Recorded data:

+++++

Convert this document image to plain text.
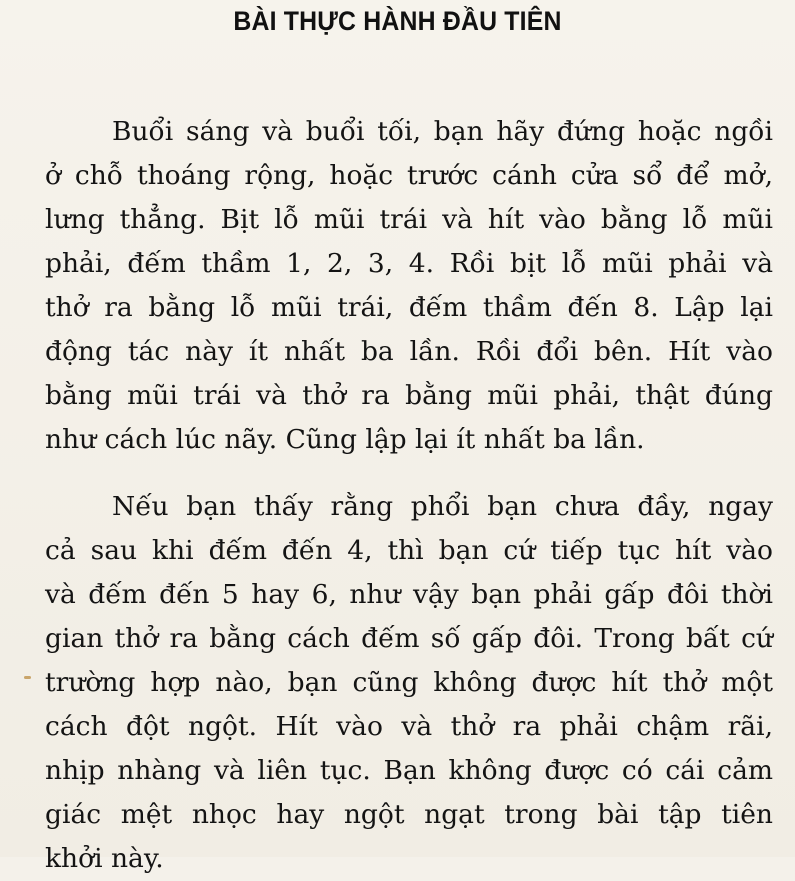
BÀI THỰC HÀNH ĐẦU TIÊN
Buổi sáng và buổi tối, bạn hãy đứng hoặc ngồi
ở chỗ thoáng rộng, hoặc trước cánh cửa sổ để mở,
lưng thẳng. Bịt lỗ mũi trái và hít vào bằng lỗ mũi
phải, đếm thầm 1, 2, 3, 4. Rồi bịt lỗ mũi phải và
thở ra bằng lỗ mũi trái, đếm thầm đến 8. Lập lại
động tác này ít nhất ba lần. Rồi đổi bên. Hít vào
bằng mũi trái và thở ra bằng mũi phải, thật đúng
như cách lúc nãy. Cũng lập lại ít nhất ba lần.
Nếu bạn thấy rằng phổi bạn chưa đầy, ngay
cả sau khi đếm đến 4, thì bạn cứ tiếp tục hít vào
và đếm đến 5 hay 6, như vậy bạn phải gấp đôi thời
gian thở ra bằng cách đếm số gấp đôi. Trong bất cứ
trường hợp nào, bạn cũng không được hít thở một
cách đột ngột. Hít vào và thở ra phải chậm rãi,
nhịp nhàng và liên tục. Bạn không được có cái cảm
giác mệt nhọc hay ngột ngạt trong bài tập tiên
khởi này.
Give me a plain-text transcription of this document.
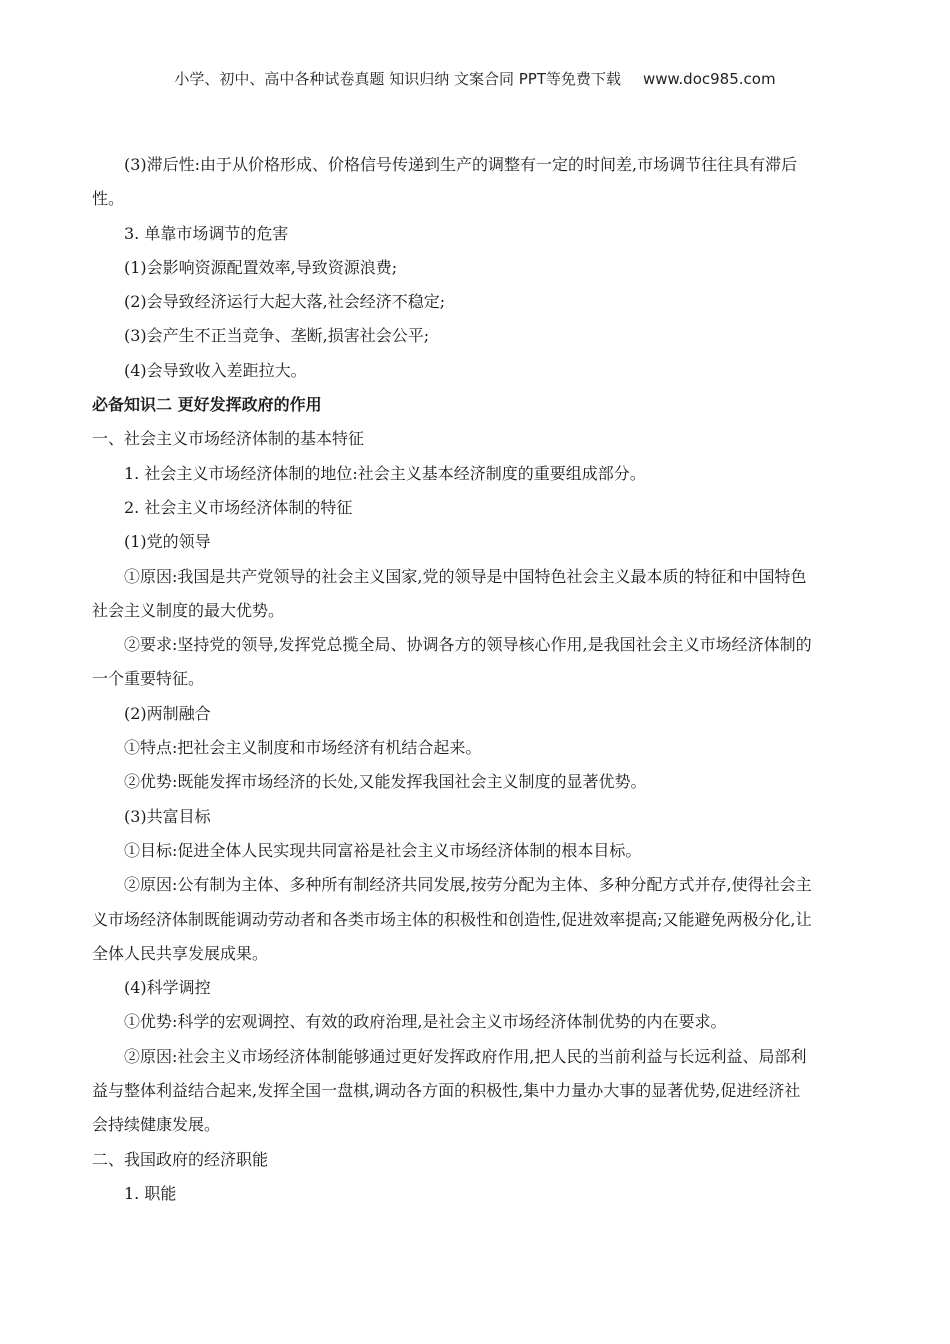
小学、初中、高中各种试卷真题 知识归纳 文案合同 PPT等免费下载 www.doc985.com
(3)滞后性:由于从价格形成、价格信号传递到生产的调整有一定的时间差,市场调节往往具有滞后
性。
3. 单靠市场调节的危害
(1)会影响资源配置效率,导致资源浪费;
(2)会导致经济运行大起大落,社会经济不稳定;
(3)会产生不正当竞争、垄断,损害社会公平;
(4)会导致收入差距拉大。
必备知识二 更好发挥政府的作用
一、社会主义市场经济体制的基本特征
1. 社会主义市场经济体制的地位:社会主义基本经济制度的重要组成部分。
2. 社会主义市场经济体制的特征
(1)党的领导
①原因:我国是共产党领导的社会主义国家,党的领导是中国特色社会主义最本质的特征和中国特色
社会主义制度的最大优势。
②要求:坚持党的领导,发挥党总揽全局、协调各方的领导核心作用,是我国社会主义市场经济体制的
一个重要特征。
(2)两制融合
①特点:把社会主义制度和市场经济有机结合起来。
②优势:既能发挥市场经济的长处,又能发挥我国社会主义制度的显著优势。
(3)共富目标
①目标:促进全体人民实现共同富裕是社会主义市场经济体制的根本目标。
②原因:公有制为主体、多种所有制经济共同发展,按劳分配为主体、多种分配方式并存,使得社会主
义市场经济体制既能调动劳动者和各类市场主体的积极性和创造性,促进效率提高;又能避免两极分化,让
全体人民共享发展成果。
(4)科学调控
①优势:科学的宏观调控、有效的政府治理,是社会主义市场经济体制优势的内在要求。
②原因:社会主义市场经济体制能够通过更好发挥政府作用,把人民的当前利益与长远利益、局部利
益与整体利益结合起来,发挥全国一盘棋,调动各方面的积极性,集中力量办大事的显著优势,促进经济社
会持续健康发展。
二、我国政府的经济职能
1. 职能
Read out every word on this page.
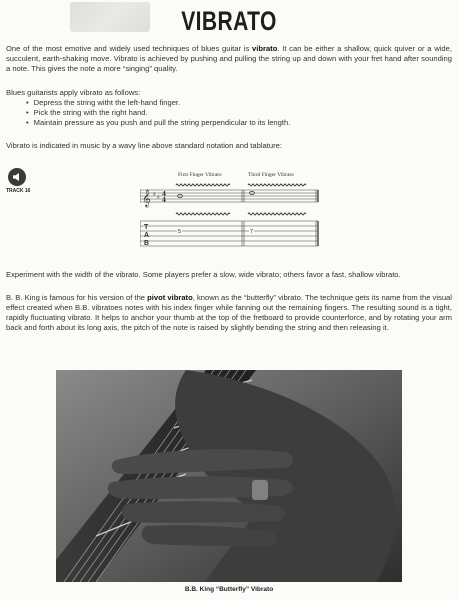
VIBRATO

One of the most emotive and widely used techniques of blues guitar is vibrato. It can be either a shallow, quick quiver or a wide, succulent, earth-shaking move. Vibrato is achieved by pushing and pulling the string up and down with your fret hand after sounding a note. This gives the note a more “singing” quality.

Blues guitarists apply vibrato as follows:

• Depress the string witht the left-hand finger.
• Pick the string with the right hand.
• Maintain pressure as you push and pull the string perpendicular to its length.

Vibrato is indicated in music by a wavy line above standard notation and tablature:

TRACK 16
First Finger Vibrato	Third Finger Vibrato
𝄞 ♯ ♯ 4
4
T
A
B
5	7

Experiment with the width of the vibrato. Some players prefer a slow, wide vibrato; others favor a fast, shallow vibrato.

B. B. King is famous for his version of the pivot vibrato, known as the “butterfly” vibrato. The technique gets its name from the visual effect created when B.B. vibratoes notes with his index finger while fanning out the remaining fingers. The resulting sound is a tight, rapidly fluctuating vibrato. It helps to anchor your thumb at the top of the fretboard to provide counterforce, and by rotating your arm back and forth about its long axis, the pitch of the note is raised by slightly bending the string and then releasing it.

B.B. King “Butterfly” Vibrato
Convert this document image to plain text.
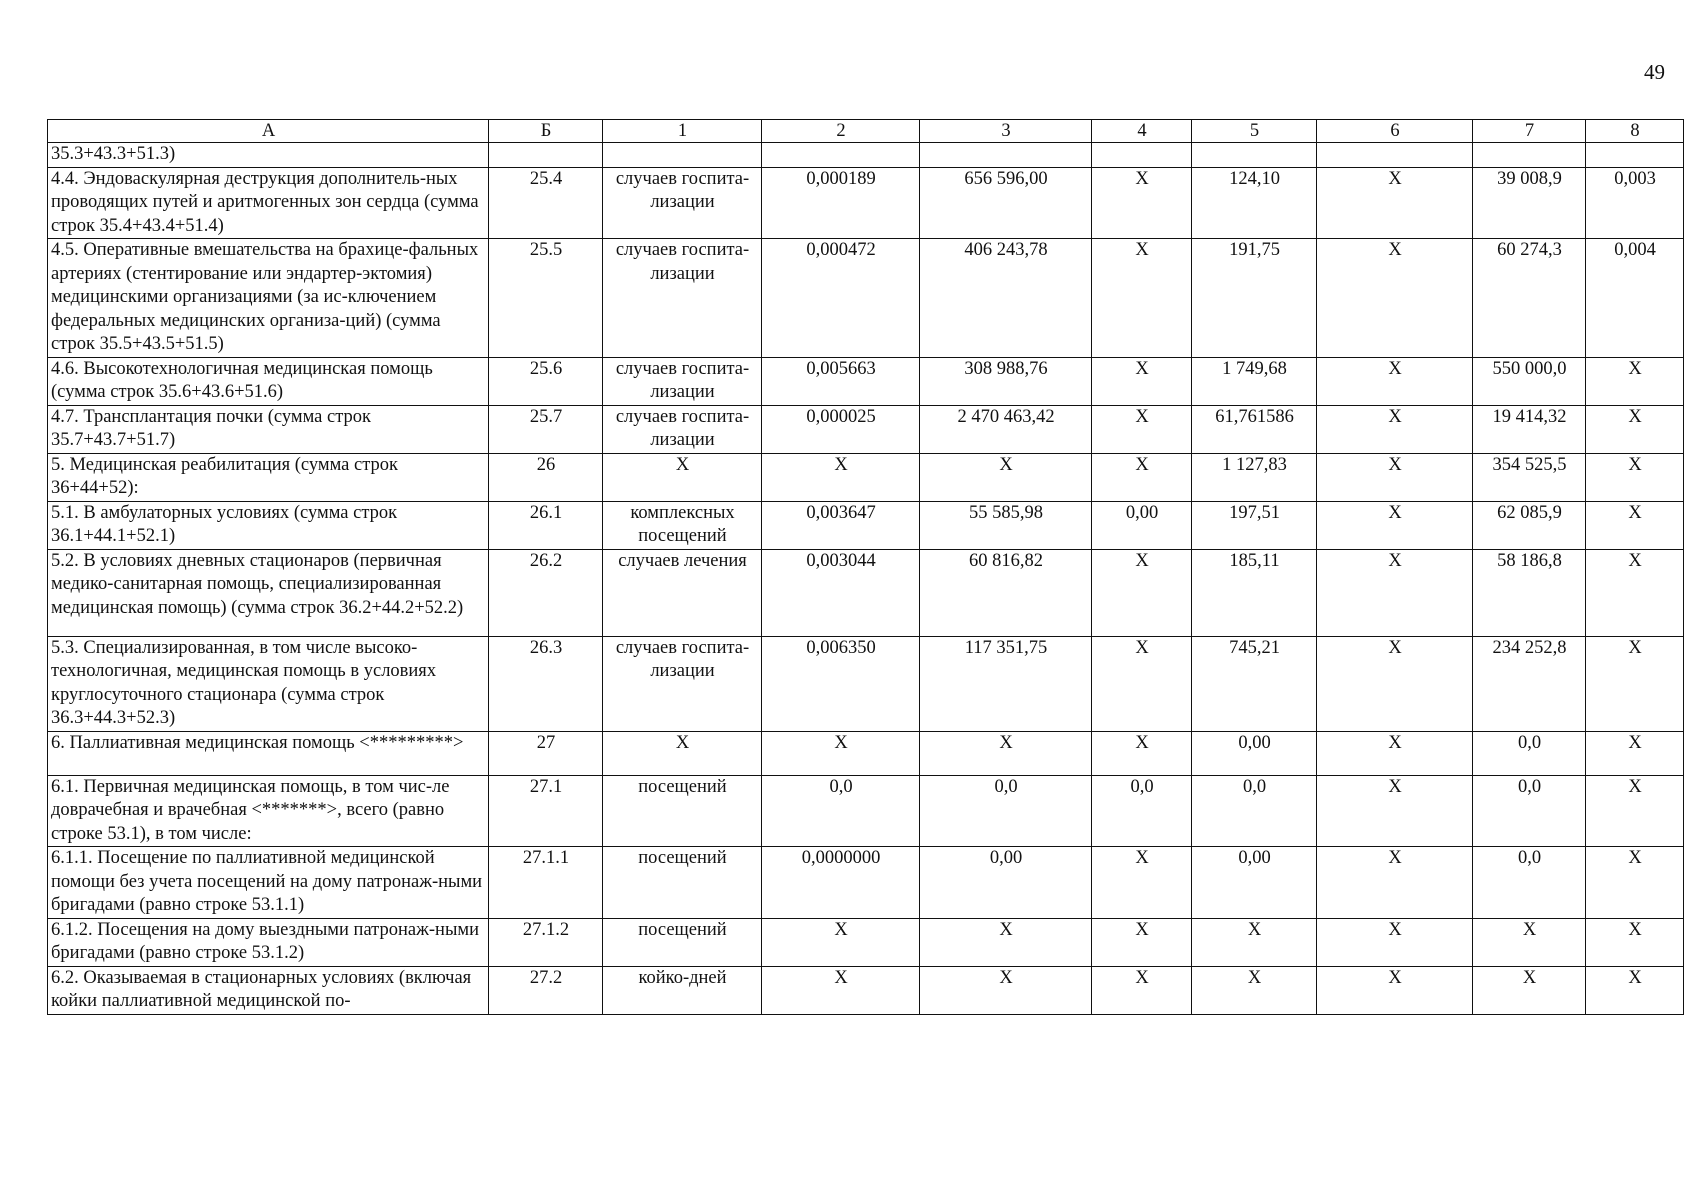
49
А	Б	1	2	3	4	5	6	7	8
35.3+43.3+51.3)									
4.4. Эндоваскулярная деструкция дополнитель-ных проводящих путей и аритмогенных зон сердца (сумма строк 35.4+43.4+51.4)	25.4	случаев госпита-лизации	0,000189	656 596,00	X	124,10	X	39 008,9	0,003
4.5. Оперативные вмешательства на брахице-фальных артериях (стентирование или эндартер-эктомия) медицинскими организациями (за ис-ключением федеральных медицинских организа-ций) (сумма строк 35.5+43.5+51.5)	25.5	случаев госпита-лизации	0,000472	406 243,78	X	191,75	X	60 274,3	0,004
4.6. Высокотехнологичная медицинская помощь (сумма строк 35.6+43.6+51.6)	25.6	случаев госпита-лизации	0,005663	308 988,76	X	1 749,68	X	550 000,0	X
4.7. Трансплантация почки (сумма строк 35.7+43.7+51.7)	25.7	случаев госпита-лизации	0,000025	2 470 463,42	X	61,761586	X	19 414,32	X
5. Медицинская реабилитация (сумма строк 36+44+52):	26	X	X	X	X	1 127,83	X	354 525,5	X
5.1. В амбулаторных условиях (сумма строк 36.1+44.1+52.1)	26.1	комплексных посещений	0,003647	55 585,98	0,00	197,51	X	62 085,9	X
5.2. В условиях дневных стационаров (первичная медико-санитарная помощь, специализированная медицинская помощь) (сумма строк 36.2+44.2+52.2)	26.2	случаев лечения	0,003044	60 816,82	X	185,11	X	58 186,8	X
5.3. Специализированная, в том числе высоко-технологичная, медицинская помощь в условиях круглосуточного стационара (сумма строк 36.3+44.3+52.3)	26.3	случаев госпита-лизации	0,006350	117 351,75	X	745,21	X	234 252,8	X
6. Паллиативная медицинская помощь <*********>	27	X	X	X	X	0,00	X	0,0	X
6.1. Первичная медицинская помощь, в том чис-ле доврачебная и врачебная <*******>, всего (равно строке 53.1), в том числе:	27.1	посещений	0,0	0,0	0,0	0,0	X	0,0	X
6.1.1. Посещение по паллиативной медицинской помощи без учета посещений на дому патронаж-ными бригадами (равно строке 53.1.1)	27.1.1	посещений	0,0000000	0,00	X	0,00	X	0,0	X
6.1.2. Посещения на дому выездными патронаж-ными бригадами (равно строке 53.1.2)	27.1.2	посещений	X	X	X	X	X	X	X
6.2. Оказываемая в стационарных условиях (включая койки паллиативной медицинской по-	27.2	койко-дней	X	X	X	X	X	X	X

+++++

PROBLEM TO WORK ON: Copy out every line with the word "медицинской".

FULL RESPONSE:
6.1.1. Посещение по паллиативной медицинской помощи без учета посещений на дому патронаж-ными бригадами (равно строке 53.1.1)	27.1.1	посещений	0,0000000	0,00	X	0,00	X	0,0	X
6.2. Оказываемая в стационарных условиях (включая койки паллиативной медицинской по-	27.2	койко-дней	X	X	X	X	X	X	X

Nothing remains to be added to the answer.